##### RECORDS

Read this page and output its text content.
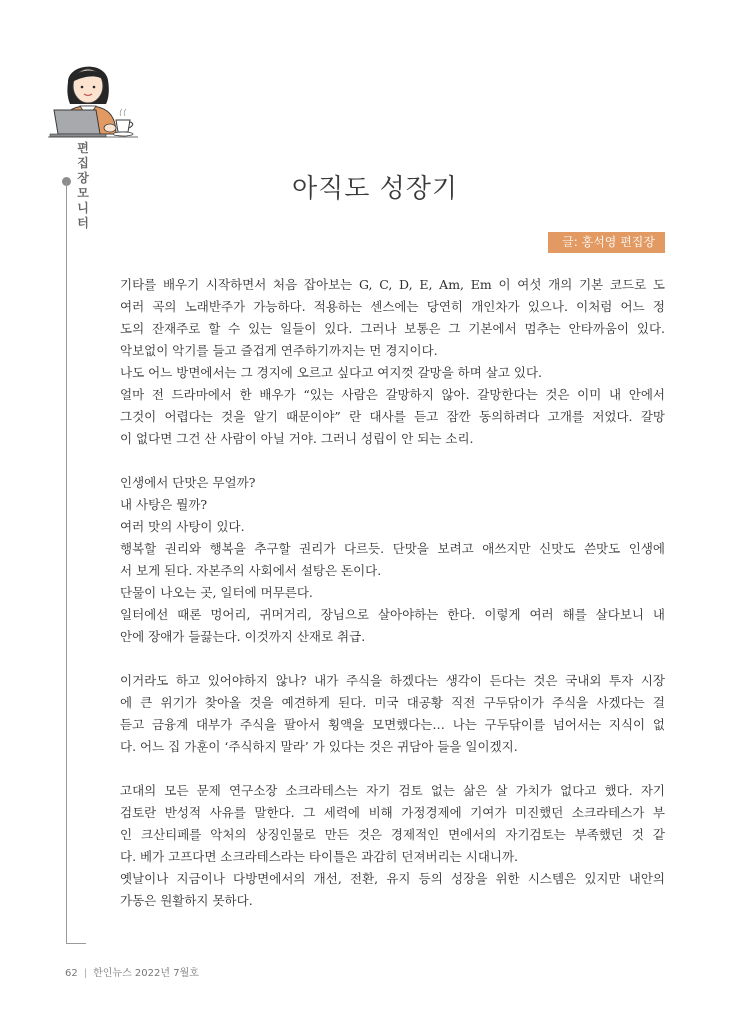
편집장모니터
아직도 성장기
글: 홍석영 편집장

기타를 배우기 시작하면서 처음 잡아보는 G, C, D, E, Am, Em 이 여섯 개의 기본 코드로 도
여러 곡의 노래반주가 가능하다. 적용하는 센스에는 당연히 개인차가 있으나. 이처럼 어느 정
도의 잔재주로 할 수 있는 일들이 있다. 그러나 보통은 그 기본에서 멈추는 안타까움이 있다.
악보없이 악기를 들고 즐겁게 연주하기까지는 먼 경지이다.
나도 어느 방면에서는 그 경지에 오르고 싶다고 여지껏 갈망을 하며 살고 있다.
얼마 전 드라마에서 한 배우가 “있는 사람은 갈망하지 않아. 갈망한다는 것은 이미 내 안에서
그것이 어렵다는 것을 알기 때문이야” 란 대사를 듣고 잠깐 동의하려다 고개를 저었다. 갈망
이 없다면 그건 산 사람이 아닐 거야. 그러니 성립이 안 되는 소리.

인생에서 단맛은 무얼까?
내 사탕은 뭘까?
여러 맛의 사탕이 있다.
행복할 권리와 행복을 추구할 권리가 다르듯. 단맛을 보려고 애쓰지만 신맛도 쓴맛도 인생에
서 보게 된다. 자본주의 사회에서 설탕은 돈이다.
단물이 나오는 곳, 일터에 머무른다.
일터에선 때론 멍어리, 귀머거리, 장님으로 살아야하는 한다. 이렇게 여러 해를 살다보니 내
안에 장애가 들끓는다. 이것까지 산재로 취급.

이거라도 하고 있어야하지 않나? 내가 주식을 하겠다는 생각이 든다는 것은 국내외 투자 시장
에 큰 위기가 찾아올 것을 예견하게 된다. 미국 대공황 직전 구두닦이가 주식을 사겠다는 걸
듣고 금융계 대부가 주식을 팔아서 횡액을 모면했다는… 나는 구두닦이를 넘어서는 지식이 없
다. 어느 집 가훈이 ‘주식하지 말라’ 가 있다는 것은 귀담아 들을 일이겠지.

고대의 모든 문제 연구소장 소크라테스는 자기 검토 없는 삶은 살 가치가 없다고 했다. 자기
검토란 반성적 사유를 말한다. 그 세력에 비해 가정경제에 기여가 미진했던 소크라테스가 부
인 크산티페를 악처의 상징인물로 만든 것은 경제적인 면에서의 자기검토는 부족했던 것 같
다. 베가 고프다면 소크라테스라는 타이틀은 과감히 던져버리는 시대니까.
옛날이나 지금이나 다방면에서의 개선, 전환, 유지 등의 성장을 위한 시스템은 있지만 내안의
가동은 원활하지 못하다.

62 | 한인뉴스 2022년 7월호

##########

[TASK GOAL] Leave out the pictures and output the rest of the material exactly as written.

[PROBLEM SOLUTION]
Read this page and output its text content.
편집장모니터
아직도 성장기
글: 홍석영 편집장

기타를 배우기 시작하면서 처음 잡아보는 G, C, D, E, Am, Em 이 여섯 개의 기본 코드로 도
여러 곡의 노래반주가 가능하다. 적용하는 센스에는 당연히 개인차가 있으나. 이처럼 어느 정
도의 잔재주로 할 수 있는 일들이 있다. 그러나 보통은 그 기본에서 멈추는 안타까움이 있다.
악보없이 악기를 들고 즐겁게 연주하기까지는 먼 경지이다.
나도 어느 방면에서는 그 경지에 오르고 싶다고 여지껏 갈망을 하며 살고 있다.
얼마 전 드라마에서 한 배우가 “있는 사람은 갈망하지 않아. 갈망한다는 것은 이미 내 안에서
그것이 어렵다는 것을 알기 때문이야” 란 대사를 듣고 잠깐 동의하려다 고개를 저었다. 갈망
이 없다면 그건 산 사람이 아닐 거야. 그러니 성립이 안 되는 소리.

인생에서 단맛은 무얼까?
내 사탕은 뭘까?
여러 맛의 사탕이 있다.
행복할 권리와 행복을 추구할 권리가 다르듯. 단맛을 보려고 애쓰지만 신맛도 쓴맛도 인생에
서 보게 된다. 자본주의 사회에서 설탕은 돈이다.
단물이 나오는 곳, 일터에 머무른다.
일터에선 때론 멍어리, 귀머거리, 장님으로 살아야하는 한다. 이렇게 여러 해를 살다보니 내
안에 장애가 들끓는다. 이것까지 산재로 취급.

이거라도 하고 있어야하지 않나? 내가 주식을 하겠다는 생각이 든다는 것은 국내외 투자 시장
에 큰 위기가 찾아올 것을 예견하게 된다. 미국 대공황 직전 구두닦이가 주식을 사겠다는 걸
듣고 금융계 대부가 주식을 팔아서 횡액을 모면했다는… 나는 구두닦이를 넘어서는 지식이 없
다. 어느 집 가훈이 ‘주식하지 말라’ 가 있다는 것은 귀담아 들을 일이겠지.

고대의 모든 문제 연구소장 소크라테스는 자기 검토 없는 삶은 살 가치가 없다고 했다. 자기
검토란 반성적 사유를 말한다. 그 세력에 비해 가정경제에 기여가 미진했던 소크라테스가 부
인 크산티페를 악처의 상징인물로 만든 것은 경제적인 면에서의 자기검토는 부족했던 것 같
다. 베가 고프다면 소크라테스라는 타이틀은 과감히 던져버리는 시대니까.
옛날이나 지금이나 다방면에서의 개선, 전환, 유지 등의 성장을 위한 시스템은 있지만 내안의
가동은 원활하지 못하다.

62 | 한인뉴스 2022년 7월호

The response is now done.